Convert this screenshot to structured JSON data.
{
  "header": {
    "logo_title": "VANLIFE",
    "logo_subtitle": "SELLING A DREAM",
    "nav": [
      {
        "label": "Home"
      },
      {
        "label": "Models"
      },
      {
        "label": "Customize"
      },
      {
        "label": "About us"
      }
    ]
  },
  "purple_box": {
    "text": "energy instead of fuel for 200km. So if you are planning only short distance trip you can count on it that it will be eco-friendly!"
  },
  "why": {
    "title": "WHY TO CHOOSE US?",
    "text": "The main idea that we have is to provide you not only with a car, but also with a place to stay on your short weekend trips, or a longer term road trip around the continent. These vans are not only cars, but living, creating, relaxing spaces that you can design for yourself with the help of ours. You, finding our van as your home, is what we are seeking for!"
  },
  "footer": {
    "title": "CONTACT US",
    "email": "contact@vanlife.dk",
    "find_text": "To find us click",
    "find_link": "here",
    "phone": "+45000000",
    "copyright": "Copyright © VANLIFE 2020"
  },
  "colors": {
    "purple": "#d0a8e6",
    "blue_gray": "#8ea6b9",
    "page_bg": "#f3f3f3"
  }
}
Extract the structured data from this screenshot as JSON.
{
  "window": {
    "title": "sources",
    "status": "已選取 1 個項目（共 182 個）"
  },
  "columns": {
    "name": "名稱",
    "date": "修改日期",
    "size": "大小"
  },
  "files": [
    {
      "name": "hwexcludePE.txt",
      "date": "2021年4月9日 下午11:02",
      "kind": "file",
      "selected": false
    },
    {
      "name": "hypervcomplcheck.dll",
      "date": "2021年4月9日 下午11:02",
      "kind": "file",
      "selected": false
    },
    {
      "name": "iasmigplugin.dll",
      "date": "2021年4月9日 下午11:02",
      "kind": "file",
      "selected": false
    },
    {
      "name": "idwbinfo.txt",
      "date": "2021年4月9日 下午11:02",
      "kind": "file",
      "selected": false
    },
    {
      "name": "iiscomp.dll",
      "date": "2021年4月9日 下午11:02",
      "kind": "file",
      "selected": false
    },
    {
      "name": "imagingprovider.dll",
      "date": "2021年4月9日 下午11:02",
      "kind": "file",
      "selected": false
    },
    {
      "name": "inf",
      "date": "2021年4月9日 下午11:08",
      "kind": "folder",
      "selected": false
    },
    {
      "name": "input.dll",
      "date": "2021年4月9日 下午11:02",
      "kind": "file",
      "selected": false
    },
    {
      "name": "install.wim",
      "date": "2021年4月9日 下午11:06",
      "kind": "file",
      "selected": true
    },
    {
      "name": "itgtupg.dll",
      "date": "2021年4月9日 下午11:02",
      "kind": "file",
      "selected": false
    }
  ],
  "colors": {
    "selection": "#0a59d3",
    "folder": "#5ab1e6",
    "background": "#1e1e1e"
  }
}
┄┄┄┄┄┄┄┄┄┄┄┄┄┄┄┄┄┄┄┄
▸ What needs to be done: Return every line from the one holding "Extract the structured" through the end of the data, exactly as it appears, with both ends kept and nothing else.

▸ Solved exercise:
Extract the structured data from this screenshot as JSON.
{
  "window": {
    "title": "sources",
    "status": "已選取 1 個項目（共 182 個）"
  },
  "columns": {
    "name": "名稱",
    "date": "修改日期",
    "size": "大小"
  },
  "files": [
    {
      "name": "hwexcludePE.txt",
      "date": "2021年4月9日 下午11:02",
      "kind": "file",
      "selected": false
    },
    {
      "name": "hypervcomplcheck.dll",
      "date": "2021年4月9日 下午11:02",
      "kind": "file",
      "selected": false
    },
    {
      "name": "iasmigplugin.dll",
      "date": "2021年4月9日 下午11:02",
      "kind": "file",
      "selected": false
    },
    {
      "name": "idwbinfo.txt",
      "date": "2021年4月9日 下午11:02",
      "kind": "file",
      "selected": false
    },
    {
      "name": "iiscomp.dll",
      "date": "2021年4月9日 下午11:02",
      "kind": "file",
      "selected": false
    },
    {
      "name": "imagingprovider.dll",
      "date": "2021年4月9日 下午11:02",
      "kind": "file",
      "selected": false
    },
    {
      "name": "inf",
      "date": "2021年4月9日 下午11:08",
      "kind": "folder",
      "selected": false
    },
    {
      "name": "input.dll",
      "date": "2021年4月9日 下午11:02",
      "kind": "file",
      "selected": false
    },
    {
      "name": "install.wim",
      "date": "2021年4月9日 下午11:06",
      "kind": "file",
      "selected": true
    },
    {
      "name": "itgtupg.dll",
      "date": "2021年4月9日 下午11:02",
      "kind": "file",
      "selected": false
    }
  ],
  "colors": {
    "selection": "#0a59d3",
    "folder": "#5ab1e6",
    "background": "#1e1e1e"
  }
}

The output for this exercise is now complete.